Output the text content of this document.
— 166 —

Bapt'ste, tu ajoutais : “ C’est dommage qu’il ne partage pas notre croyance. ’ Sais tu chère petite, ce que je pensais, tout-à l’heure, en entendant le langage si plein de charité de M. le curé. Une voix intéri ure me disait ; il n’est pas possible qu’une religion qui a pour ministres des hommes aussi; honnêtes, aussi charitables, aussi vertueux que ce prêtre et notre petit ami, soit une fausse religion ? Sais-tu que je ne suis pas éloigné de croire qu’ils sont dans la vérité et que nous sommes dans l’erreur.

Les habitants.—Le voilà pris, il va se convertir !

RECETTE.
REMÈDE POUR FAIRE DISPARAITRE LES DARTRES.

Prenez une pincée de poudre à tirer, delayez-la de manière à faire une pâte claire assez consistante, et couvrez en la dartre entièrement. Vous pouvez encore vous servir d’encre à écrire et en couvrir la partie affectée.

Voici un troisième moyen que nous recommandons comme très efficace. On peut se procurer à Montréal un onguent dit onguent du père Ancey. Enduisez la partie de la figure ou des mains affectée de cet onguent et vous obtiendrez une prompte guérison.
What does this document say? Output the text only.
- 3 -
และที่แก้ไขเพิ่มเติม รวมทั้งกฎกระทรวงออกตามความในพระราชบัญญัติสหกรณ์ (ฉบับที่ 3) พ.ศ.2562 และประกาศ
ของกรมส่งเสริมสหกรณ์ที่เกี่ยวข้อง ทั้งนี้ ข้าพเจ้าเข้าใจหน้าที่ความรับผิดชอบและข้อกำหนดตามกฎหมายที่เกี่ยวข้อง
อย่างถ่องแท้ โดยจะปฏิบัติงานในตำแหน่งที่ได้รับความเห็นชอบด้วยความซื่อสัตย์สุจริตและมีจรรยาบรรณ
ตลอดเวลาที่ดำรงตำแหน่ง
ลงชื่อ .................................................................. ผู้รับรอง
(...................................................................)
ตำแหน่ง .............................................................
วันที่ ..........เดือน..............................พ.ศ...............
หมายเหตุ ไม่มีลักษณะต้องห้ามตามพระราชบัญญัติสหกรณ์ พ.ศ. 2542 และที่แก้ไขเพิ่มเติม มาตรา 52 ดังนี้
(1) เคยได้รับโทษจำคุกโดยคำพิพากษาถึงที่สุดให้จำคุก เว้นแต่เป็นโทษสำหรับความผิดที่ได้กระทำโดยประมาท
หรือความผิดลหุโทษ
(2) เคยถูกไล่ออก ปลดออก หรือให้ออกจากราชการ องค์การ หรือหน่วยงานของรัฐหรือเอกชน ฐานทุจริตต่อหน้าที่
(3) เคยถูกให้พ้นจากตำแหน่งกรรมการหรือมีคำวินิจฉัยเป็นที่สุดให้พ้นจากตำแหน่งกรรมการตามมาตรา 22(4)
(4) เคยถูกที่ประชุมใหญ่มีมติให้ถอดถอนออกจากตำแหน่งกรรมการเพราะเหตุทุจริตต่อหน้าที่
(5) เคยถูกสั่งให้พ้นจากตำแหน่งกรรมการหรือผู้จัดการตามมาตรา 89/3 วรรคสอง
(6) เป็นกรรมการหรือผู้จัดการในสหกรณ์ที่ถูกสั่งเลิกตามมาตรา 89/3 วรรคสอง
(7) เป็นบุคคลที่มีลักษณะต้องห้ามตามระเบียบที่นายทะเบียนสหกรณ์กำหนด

## Short exercise
Restate each record exactly as written.

## Answer for this exercise
Output the text content of this document.
— 166 —

Bapt'ste, tu ajoutais : “ C’est dommage qu’il ne partage pas notre croyance. ’ Sais tu chère petite, ce que je pensais, tout-à l’heure, en entendant le langage si plein de charité de M. le curé. Une voix intéri ure me disait ; il n’est pas possible qu’une religion qui a pour ministres des hommes aussi; honnêtes, aussi charitables, aussi vertueux que ce prêtre et notre petit ami, soit une fausse religion ? Sais-tu que je ne suis pas éloigné de croire qu’ils sont dans la vérité et que nous sommes dans l’erreur.

Les habitants.—Le voilà pris, il va se convertir !

RECETTE.
REMÈDE POUR FAIRE DISPARAITRE LES DARTRES.

Prenez une pincée de poudre à tirer, delayez-la de manière à faire une pâte claire assez consistante, et couvrez en la dartre entièrement. Vous pouvez encore vous servir d’encre à écrire et en couvrir la partie affectée.

Voici un troisième moyen que nous recommandons comme très efficace. On peut se procurer à Montréal un onguent dit onguent du père Ancey. Enduisez la partie de la figure ou des mains affectée de cet onguent et vous obtiendrez une prompte guérison.
What does this document say? Output the text only.
- 3 -
และที่แก้ไขเพิ่มเติม รวมทั้งกฎกระทรวงออกตามความในพระราชบัญญัติสหกรณ์ (ฉบับที่ 3) พ.ศ.2562 และประกาศ
ของกรมส่งเสริมสหกรณ์ที่เกี่ยวข้อง ทั้งนี้ ข้าพเจ้าเข้าใจหน้าที่ความรับผิดชอบและข้อกำหนดตามกฎหมายที่เกี่ยวข้อง
อย่างถ่องแท้ โดยจะปฏิบัติงานในตำแหน่งที่ได้รับความเห็นชอบด้วยความซื่อสัตย์สุจริตและมีจรรยาบรรณ
ตลอดเวลาที่ดำรงตำแหน่ง
ลงชื่อ .................................................................. ผู้รับรอง
(...................................................................)
ตำแหน่ง .............................................................
วันที่ ..........เดือน..............................พ.ศ...............
หมายเหตุ ไม่มีลักษณะต้องห้ามตามพระราชบัญญัติสหกรณ์ พ.ศ. 2542 และที่แก้ไขเพิ่มเติม มาตรา 52 ดังนี้
(1) เคยได้รับโทษจำคุกโดยคำพิพากษาถึงที่สุดให้จำคุก เว้นแต่เป็นโทษสำหรับความผิดที่ได้กระทำโดยประมาท
หรือความผิดลหุโทษ
(2) เคยถูกไล่ออก ปลดออก หรือให้ออกจากราชการ องค์การ หรือหน่วยงานของรัฐหรือเอกชน ฐานทุจริตต่อหน้าที่
(3) เคยถูกให้พ้นจากตำแหน่งกรรมการหรือมีคำวินิจฉัยเป็นที่สุดให้พ้นจากตำแหน่งกรรมการตามมาตรา 22(4)
(4) เคยถูกที่ประชุมใหญ่มีมติให้ถอดถอนออกจากตำแหน่งกรรมการเพราะเหตุทุจริตต่อหน้าที่
(5) เคยถูกสั่งให้พ้นจากตำแหน่งกรรมการหรือผู้จัดการตามมาตรา 89/3 วรรคสอง
(6) เป็นกรรมการหรือผู้จัดการในสหกรณ์ที่ถูกสั่งเลิกตามมาตรา 89/3 วรรคสอง
(7) เป็นบุคคลที่มีลักษณะต้องห้ามตามระเบียบที่นายทะเบียนสหกรณ์กำหนด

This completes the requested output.